Extract each line of the data and write it out again exactly.

## Begin DATASET EXTRACT

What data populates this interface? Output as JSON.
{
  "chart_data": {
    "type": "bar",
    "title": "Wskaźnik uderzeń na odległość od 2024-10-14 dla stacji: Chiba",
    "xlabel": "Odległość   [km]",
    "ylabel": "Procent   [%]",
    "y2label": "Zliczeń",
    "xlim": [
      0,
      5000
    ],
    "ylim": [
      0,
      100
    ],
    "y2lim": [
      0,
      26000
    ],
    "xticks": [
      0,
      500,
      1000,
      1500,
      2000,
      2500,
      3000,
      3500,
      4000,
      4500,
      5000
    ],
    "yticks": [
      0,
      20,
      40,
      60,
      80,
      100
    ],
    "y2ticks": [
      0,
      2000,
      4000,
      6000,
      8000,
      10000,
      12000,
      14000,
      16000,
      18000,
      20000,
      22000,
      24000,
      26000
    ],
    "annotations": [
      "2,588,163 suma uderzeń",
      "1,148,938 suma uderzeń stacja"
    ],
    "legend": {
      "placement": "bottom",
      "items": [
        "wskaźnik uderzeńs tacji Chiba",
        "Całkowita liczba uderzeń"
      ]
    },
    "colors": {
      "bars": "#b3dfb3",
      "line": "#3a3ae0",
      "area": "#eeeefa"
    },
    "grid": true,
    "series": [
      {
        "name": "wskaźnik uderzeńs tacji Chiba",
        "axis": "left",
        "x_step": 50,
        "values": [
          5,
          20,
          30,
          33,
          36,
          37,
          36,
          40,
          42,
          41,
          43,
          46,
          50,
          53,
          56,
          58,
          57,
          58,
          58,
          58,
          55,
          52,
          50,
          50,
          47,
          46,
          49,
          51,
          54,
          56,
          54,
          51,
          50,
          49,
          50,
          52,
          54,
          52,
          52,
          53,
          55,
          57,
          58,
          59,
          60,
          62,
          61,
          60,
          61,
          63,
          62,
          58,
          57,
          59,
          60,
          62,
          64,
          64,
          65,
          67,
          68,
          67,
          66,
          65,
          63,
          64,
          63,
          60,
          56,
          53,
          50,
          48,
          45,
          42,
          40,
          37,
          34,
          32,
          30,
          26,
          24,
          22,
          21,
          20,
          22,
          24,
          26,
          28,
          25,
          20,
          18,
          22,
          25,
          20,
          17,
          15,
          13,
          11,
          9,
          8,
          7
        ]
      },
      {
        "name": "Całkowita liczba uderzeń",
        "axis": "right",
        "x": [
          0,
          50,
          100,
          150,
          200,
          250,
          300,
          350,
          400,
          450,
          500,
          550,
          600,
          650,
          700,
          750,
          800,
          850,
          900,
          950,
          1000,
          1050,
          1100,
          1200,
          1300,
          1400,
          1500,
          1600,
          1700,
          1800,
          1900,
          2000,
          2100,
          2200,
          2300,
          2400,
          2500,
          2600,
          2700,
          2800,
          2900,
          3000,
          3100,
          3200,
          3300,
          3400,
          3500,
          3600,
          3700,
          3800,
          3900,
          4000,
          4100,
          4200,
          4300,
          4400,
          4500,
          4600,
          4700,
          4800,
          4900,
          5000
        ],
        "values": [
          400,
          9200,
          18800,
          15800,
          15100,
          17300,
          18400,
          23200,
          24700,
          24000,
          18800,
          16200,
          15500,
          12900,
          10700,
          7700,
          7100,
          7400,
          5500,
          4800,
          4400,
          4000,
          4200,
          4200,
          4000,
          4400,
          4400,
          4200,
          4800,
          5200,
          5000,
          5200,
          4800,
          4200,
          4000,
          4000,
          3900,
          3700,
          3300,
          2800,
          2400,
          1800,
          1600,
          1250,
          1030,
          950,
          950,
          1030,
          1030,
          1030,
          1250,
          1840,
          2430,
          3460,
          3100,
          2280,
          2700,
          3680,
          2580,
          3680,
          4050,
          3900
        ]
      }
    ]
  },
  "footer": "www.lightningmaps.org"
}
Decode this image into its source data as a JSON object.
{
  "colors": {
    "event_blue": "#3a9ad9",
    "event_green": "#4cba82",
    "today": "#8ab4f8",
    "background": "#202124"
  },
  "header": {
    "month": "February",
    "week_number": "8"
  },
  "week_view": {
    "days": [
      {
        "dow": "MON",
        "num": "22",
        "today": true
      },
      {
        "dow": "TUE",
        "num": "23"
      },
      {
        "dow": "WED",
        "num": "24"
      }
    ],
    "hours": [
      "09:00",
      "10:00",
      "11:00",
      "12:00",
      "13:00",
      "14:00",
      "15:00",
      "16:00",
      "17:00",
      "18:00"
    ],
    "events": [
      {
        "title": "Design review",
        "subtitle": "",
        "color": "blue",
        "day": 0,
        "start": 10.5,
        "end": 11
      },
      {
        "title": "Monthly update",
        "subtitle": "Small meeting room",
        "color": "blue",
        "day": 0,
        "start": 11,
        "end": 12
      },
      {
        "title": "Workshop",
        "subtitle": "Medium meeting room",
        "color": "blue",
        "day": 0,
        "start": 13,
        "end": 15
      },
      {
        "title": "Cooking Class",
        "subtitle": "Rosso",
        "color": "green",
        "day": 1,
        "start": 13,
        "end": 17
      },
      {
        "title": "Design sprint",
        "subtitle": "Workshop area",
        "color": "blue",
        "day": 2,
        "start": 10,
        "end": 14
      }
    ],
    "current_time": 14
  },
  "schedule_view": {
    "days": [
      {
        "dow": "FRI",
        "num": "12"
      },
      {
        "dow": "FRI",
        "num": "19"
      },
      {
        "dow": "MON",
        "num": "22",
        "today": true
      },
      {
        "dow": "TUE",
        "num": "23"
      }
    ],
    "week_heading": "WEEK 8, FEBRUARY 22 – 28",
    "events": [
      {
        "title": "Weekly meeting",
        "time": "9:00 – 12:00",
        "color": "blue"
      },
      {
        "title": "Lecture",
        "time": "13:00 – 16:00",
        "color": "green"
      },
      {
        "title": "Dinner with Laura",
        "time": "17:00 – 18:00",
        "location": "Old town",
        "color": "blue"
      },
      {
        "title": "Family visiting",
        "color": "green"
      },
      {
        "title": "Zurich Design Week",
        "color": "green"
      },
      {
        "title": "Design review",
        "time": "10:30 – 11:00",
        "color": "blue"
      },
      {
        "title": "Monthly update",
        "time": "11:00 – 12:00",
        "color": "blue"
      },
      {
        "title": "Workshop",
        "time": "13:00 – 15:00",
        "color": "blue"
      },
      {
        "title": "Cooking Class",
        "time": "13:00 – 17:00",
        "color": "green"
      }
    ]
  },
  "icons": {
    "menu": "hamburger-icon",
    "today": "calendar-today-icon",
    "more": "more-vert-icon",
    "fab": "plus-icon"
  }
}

## End DATASET EXTRACT

RESPONSE:
What data populates this interface? Output as JSON.
{
  "chart_data": {
    "type": "bar",
    "title": "Wskaźnik uderzeń na odległość od 2024-10-14 dla stacji: Chiba",
    "xlabel": "Odległość   [km]",
    "ylabel": "Procent   [%]",
    "y2label": "Zliczeń",
    "xlim": [
      0,
      5000
    ],
    "ylim": [
      0,
      100
    ],
    "y2lim": [
      0,
      26000
    ],
    "xticks": [
      0,
      500,
      1000,
      1500,
      2000,
      2500,
      3000,
      3500,
      4000,
      4500,
      5000
    ],
    "yticks": [
      0,
      20,
      40,
      60,
      80,
      100
    ],
    "y2ticks": [
      0,
      2000,
      4000,
      6000,
      8000,
      10000,
      12000,
      14000,
      16000,
      18000,
      20000,
      22000,
      24000,
      26000
    ],
    "annotations": [
      "2,588,163 suma uderzeń",
      "1,148,938 suma uderzeń stacja"
    ],
    "legend": {
      "placement": "bottom",
      "items": [
        "wskaźnik uderzeńs tacji Chiba",
        "Całkowita liczba uderzeń"
      ]
    },
    "colors": {
      "bars": "#b3dfb3",
      "line": "#3a3ae0",
      "area": "#eeeefa"
    },
    "grid": true,
    "series": [
      {
        "name": "wskaźnik uderzeńs tacji Chiba",
        "axis": "left",
        "x_step": 50,
        "values": [
          5,
          20,
          30,
          33,
          36,
          37,
          36,
          40,
          42,
          41,
          43,
          46,
          50,
          53,
          56,
          58,
          57,
          58,
          58,
          58,
          55,
          52,
          50,
          50,
          47,
          46,
          49,
          51,
          54,
          56,
          54,
          51,
          50,
          49,
          50,
          52,
          54,
          52,
          52,
          53,
          55,
          57,
          58,
          59,
          60,
          62,
          61,
          60,
          61,
          63,
          62,
          58,
          57,
          59,
          60,
          62,
          64,
          64,
          65,
          67,
          68,
          67,
          66,
          65,
          63,
          64,
          63,
          60,
          56,
          53,
          50,
          48,
          45,
          42,
          40,
          37,
          34,
          32,
          30,
          26,
          24,
          22,
          21,
          20,
          22,
          24,
          26,
          28,
          25,
          20,
          18,
          22,
          25,
          20,
          17,
          15,
          13,
          11,
          9,
          8,
          7
        ]
      },
      {
        "name": "Całkowita liczba uderzeń",
        "axis": "right",
        "x": [
          0,
          50,
          100,
          150,
          200,
          250,
          300,
          350,
          400,
          450,
          500,
          550,
          600,
          650,
          700,
          750,
          800,
          850,
          900,
          950,
          1000,
          1050,
          1100,
          1200,
          1300,
          1400,
          1500,
          1600,
          1700,
          1800,
          1900,
          2000,
          2100,
          2200,
          2300,
          2400,
          2500,
          2600,
          2700,
          2800,
          2900,
          3000,
          3100,
          3200,
          3300,
          3400,
          3500,
          3600,
          3700,
          3800,
          3900,
          4000,
          4100,
          4200,
          4300,
          4400,
          4500,
          4600,
          4700,
          4800,
          4900,
          5000
        ],
        "values": [
          400,
          9200,
          18800,
          15800,
          15100,
          17300,
          18400,
          23200,
          24700,
          24000,
          18800,
          16200,
          15500,
          12900,
          10700,
          7700,
          7100,
          7400,
          5500,
          4800,
          4400,
          4000,
          4200,
          4200,
          4000,
          4400,
          4400,
          4200,
          4800,
          5200,
          5000,
          5200,
          4800,
          4200,
          4000,
          4000,
          3900,
          3700,
          3300,
          2800,
          2400,
          1800,
          1600,
          1250,
          1030,
          950,
          950,
          1030,
          1030,
          1030,
          1250,
          1840,
          2430,
          3460,
          3100,
          2280,
          2700,
          3680,
          2580,
          3680,
          4050,
          3900
        ]
      }
    ]
  },
  "footer": "www.lightningmaps.org"
}
Decode this image into its source data as a JSON object.
{
  "colors": {
    "event_blue": "#3a9ad9",
    "event_green": "#4cba82",
    "today": "#8ab4f8",
    "background": "#202124"
  },
  "header": {
    "month": "February",
    "week_number": "8"
  },
  "week_view": {
    "days": [
      {
        "dow": "MON",
        "num": "22",
        "today": true
      },
      {
        "dow": "TUE",
        "num": "23"
      },
      {
        "dow": "WED",
        "num": "24"
      }
    ],
    "hours": [
      "09:00",
      "10:00",
      "11:00",
      "12:00",
      "13:00",
      "14:00",
      "15:00",
      "16:00",
      "17:00",
      "18:00"
    ],
    "events": [
      {
        "title": "Design review",
        "subtitle": "",
        "color": "blue",
        "day": 0,
        "start": 10.5,
        "end": 11
      },
      {
        "title": "Monthly update",
        "subtitle": "Small meeting room",
        "color": "blue",
        "day": 0,
        "start": 11,
        "end": 12
      },
      {
        "title": "Workshop",
        "subtitle": "Medium meeting room",
        "color": "blue",
        "day": 0,
        "start": 13,
        "end": 15
      },
      {
        "title": "Cooking Class",
        "subtitle": "Rosso",
        "color": "green",
        "day": 1,
        "start": 13,
        "end": 17
      },
      {
        "title": "Design sprint",
        "subtitle": "Workshop area",
        "color": "blue",
        "day": 2,
        "start": 10,
        "end": 14
      }
    ],
    "current_time": 14
  },
  "schedule_view": {
    "days": [
      {
        "dow": "FRI",
        "num": "12"
      },
      {
        "dow": "FRI",
        "num": "19"
      },
      {
        "dow": "MON",
        "num": "22",
        "today": true
      },
      {
        "dow": "TUE",
        "num": "23"
      }
    ],
    "week_heading": "WEEK 8, FEBRUARY 22 – 28",
    "events": [
      {
        "title": "Weekly meeting",
        "time": "9:00 – 12:00",
        "color": "blue"
      },
      {
        "title": "Lecture",
        "time": "13:00 – 16:00",
        "color": "green"
      },
      {
        "title": "Dinner with Laura",
        "time": "17:00 – 18:00",
        "location": "Old town",
        "color": "blue"
      },
      {
        "title": "Family visiting",
        "color": "green"
      },
      {
        "title": "Zurich Design Week",
        "color": "green"
      },
      {
        "title": "Design review",
        "time": "10:30 – 11:00",
        "color": "blue"
      },
      {
        "title": "Monthly update",
        "time": "11:00 – 12:00",
        "color": "blue"
      },
      {
        "title": "Workshop",
        "time": "13:00 – 15:00",
        "color": "blue"
      },
      {
        "title": "Cooking Class",
        "time": "13:00 – 17:00",
        "color": "green"
      }
    ]
  },
  "icons": {
    "menu": "hamburger-icon",
    "today": "calendar-today-icon",
    "more": "more-vert-icon",
    "fab": "plus-icon"
  }
}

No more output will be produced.